begin Task material

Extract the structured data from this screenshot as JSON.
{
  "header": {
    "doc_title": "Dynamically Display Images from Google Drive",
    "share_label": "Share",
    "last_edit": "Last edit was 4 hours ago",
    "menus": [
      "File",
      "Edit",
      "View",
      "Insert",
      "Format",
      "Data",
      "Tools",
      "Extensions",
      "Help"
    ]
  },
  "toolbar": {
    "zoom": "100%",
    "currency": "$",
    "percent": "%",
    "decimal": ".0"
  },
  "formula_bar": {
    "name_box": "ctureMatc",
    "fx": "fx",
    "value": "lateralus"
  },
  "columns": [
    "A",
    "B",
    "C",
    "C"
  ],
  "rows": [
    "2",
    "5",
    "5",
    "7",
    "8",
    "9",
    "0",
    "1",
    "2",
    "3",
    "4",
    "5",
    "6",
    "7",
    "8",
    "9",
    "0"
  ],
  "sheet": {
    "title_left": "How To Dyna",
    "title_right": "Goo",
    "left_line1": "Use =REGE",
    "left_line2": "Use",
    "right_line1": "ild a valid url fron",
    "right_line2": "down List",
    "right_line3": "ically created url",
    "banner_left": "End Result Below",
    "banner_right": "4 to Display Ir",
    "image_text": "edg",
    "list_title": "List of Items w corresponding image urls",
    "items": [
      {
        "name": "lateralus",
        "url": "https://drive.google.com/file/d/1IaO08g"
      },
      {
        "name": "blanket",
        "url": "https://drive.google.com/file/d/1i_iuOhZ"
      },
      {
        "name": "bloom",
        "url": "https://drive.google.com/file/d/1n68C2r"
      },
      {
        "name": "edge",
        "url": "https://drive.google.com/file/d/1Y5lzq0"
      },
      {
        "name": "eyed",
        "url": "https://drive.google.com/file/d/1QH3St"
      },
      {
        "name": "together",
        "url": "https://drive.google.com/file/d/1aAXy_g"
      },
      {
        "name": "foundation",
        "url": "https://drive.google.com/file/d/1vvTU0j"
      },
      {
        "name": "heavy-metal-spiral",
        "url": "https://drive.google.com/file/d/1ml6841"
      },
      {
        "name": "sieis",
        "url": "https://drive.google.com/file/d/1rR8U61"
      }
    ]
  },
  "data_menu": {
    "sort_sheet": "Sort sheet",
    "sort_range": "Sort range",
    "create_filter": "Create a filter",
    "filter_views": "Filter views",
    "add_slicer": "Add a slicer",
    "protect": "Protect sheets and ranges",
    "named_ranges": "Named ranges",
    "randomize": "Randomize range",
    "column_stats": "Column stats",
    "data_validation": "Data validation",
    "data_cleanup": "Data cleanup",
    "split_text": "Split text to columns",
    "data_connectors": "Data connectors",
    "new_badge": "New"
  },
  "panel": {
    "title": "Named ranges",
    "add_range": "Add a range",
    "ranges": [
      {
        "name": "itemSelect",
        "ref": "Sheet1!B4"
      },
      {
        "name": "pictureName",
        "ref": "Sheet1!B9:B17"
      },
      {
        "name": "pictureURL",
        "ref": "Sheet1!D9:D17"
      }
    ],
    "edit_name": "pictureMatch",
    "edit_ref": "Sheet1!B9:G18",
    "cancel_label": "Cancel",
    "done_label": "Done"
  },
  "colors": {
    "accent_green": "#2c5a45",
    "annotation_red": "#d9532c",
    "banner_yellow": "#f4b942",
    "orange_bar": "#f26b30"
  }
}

end Task material

Locate the lines above that contain "https" and copy them.

        "url": "https://drive.google.com/file/d/1IaO08g"
        "url": "https://drive.google.com/file/d/1i_iuOhZ"
        "url": "https://drive.google.com/file/d/1n68C2r"
        "url": "https://drive.google.com/file/d/1Y5lzq0"
        "url": "https://drive.google.com/file/d/1QH3St"
        "url": "https://drive.google.com/file/d/1aAXy_g"
        "url": "https://drive.google.com/file/d/1vvTU0j"
        "url": "https://drive.google.com/file/d/1ml6841"
        "url": "https://drive.google.com/file/d/1rR8U61"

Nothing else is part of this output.